Record extracts:
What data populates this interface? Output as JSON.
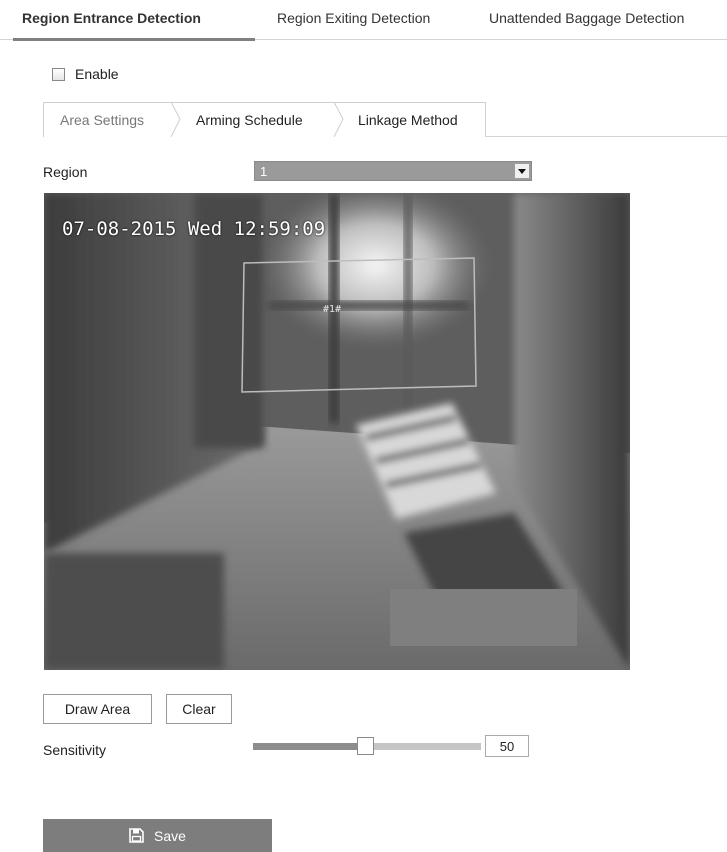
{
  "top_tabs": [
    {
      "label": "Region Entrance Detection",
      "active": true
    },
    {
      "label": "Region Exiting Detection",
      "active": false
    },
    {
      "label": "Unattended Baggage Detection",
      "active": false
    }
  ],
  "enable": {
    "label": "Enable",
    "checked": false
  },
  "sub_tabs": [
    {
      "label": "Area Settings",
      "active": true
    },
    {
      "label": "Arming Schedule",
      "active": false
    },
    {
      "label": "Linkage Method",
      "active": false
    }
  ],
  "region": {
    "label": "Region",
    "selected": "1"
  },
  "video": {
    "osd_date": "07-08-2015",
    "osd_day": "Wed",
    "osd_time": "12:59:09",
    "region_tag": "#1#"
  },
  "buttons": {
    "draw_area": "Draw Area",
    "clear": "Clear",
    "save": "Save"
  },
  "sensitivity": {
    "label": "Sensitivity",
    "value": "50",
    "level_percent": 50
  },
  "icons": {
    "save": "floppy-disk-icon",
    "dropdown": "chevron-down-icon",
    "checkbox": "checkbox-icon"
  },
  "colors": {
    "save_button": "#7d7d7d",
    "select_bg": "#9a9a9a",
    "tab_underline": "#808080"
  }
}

--

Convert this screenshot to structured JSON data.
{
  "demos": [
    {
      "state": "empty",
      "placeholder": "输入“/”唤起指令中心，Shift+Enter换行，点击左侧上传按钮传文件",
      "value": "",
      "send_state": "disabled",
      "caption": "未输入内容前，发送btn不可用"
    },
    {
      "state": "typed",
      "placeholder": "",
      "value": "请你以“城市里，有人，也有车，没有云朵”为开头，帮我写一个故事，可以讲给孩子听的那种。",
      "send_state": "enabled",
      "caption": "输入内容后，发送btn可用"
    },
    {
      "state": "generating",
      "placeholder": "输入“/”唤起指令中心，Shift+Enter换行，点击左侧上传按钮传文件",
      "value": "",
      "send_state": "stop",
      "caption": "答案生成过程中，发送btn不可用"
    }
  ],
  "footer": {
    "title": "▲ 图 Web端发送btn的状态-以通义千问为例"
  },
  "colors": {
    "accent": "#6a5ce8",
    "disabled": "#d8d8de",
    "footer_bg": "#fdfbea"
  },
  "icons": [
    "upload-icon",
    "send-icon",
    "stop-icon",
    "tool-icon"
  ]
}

Exercise goal: Gather all lines from the listing above in which "disabled" occurs.

Right answer:
      "send_state": "disabled",
    "disabled": "#d8d8de",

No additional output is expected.